Dataset entries

━━━━

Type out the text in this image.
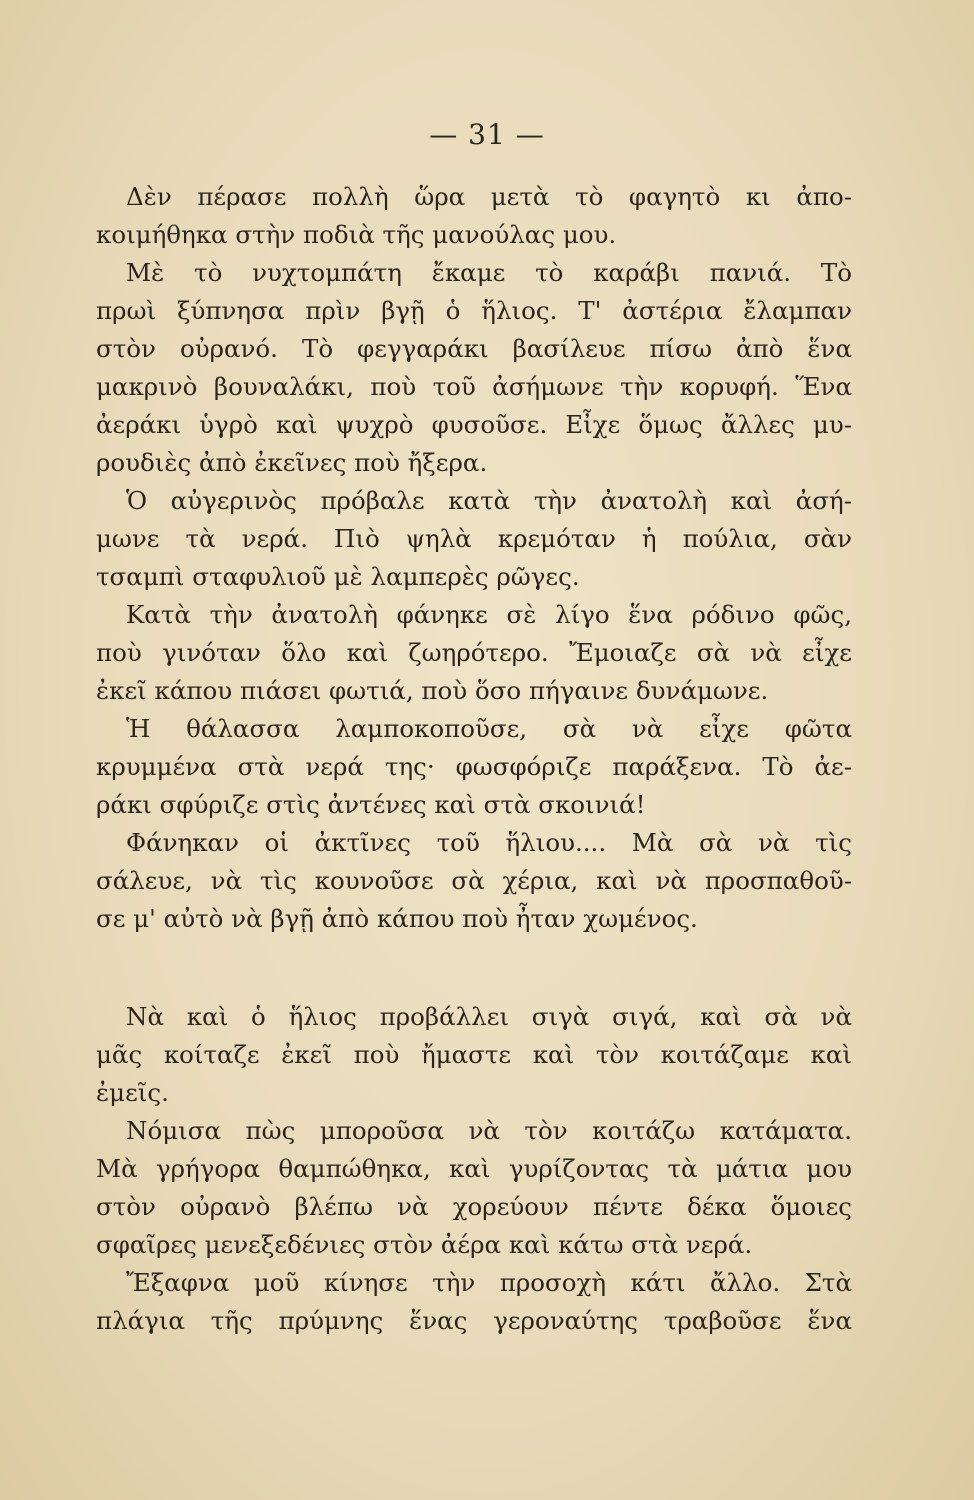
— 31 —
Δὲν πέρασε πολλὴ ὥρα μετὰ τὸ φαγητὸ κι ἀπο-
κοιμήθηκα στὴν ποδιὰ τῆς μανούλας μου.
Μὲ τὸ νυχτομπάτη ἔκαμε τὸ καράβι πανιά. Τὸ
πρωὶ ξύπνησα πρὶν βγῇ ὁ ἥλιος. Τ' ἀστέρια ἔλαμπαν
στὸν οὐρανό. Τὸ φεγγαράκι βασίλευε πίσω ἀπὸ ἕνα
μακρινὸ βουναλάκι, ποὺ τοῦ ἀσήμωνε τὴν κορυφή. Ἕνα
ἀεράκι ὑγρὸ καὶ ψυχρὸ φυσοῦσε. Εἶχε ὅμως ἄλλες μυ-
ρουδιὲς ἀπὸ ἐκεῖνες ποὺ ἤξερα.
Ὁ αὐγερινὸς πρόβαλε κατὰ τὴν ἀνατολὴ καὶ ἀσή-
μωνε τὰ νερά. Πιὸ ψηλὰ κρεμόταν ἡ πούλια, σὰν
τσαμπὶ σταφυλιοῦ μὲ λαμπερὲς ρῶγες.
Κατὰ τὴν ἀνατολὴ φάνηκε σὲ λίγο ἕνα ρόδινο φῶς,
ποὺ γινόταν ὅλο καὶ ζωηρότερο. Ἔμοιαζε σὰ νὰ εἶχε
ἐκεῖ κάπου πιάσει φωτιά, ποὺ ὅσο πήγαινε δυνάμωνε.
Ἡ θάλασσα λαμποκοποῦσε, σὰ νὰ εἶχε φῶτα
κρυμμένα στὰ νερά της· φωσφόριζε παράξενα. Τὸ ἀε-
ράκι σφύριζε στὶς ἀντένες καὶ στὰ σκοινιά!
Φάνηκαν οἱ ἀκτῖνες τοῦ ἥλιου.... Μὰ σὰ νὰ τὶς
σάλευε, νὰ τὶς κουνοῦσε σὰ χέρια, καὶ νὰ προσπαθοῦ-
σε μ' αὐτὸ νὰ βγῇ ἀπὸ κάπου ποὺ ἦταν χωμένος.
Νὰ καὶ ὁ ἥλιος προβάλλει σιγὰ σιγά, καὶ σὰ νὰ
μᾶς κοίταζε ἐκεῖ ποὺ ἤμαστε καὶ τὸν κοιτάζαμε καὶ
ἐμεῖς.
Νόμισα πὼς μποροῦσα νὰ τὸν κοιτάζω κατάματα.
Μὰ γρήγορα θαμπώθηκα, καὶ γυρίζοντας τὰ μάτια μου
στὸν οὐρανὸ βλέπω νὰ χορεύουν πέντε δέκα ὅμοιες
σφαῖρες μενεξεδένιες στὸν ἀέρα καὶ κάτω στὰ νερά.
Ἔξαφνα μοῦ κίνησε τὴν προσοχὴ κάτι ἄλλο. Στὰ
πλάγια τῆς πρύμνης ἕνας γεροναύτης τραβοῦσε ἕνα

━━━━

▶ Your goal: List all lines holding the string "κάπου".

▶ Response:
ἐκεῖ κάπου πιάσει φωτιά, ποὺ ὅσο πήγαινε δυνάμωνε.
σε μ' αὐτὸ νὰ βγῇ ἀπὸ κάπου ποὺ ἦταν χωμένος.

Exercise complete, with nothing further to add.